▸ What you need to do: Copy every line of the listings below word for word, changing nothing.

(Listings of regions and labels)
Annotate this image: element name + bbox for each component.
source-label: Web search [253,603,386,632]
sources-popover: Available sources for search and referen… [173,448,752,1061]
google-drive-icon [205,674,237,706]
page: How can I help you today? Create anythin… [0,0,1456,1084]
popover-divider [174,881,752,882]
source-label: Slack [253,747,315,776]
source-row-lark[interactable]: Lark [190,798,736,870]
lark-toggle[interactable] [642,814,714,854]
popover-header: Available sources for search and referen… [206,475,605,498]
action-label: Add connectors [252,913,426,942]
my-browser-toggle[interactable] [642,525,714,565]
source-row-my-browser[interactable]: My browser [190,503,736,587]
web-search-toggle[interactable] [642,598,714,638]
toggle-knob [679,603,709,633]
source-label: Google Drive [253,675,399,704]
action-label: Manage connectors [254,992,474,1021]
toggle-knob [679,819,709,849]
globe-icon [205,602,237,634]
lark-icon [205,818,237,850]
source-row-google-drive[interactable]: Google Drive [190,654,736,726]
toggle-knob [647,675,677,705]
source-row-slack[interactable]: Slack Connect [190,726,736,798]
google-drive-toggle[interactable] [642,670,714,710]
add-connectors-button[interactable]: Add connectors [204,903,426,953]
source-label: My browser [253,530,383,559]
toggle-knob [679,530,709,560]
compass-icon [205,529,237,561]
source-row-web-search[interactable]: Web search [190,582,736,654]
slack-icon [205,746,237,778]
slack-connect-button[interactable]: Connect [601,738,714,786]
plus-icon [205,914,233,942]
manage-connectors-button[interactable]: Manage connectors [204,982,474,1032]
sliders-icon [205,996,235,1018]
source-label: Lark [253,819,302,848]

▸ Expected answer:
Annotate this image: element name + bbox for each component.
source-label: Web search [253,603,386,632]
sources-popover: Available sources for search and referen… [173,448,752,1061]
google-drive-icon [205,674,237,706]
page: How can I help you today? Create anythin… [0,0,1456,1084]
popover-divider [174,881,752,882]
source-label: Slack [253,747,315,776]
source-row-lark[interactable]: Lark [190,798,736,870]
lark-toggle[interactable] [642,814,714,854]
popover-header: Available sources for search and referen… [206,475,605,498]
action-label: Add connectors [252,913,426,942]
my-browser-toggle[interactable] [642,525,714,565]
source-row-my-browser[interactable]: My browser [190,503,736,587]
web-search-toggle[interactable] [642,598,714,638]
toggle-knob [679,603,709,633]
source-label: Google Drive [253,675,399,704]
action-label: Manage connectors [254,992,474,1021]
toggle-knob [679,819,709,849]
globe-icon [205,602,237,634]
lark-icon [205,818,237,850]
source-row-google-drive[interactable]: Google Drive [190,654,736,726]
toggle-knob [647,675,677,705]
source-row-slack[interactable]: Slack Connect [190,726,736,798]
google-drive-toggle[interactable] [642,670,714,710]
add-connectors-button[interactable]: Add connectors [204,903,426,953]
source-label: My browser [253,530,383,559]
toggle-knob [679,530,709,560]
compass-icon [205,529,237,561]
source-row-web-search[interactable]: Web search [190,582,736,654]
slack-icon [205,746,237,778]
slack-connect-button[interactable]: Connect [601,738,714,786]
plus-icon [205,914,233,942]
manage-connectors-button[interactable]: Manage connectors [204,982,474,1032]
sliders-icon [205,996,235,1018]
source-label: Lark [253,819,302,848]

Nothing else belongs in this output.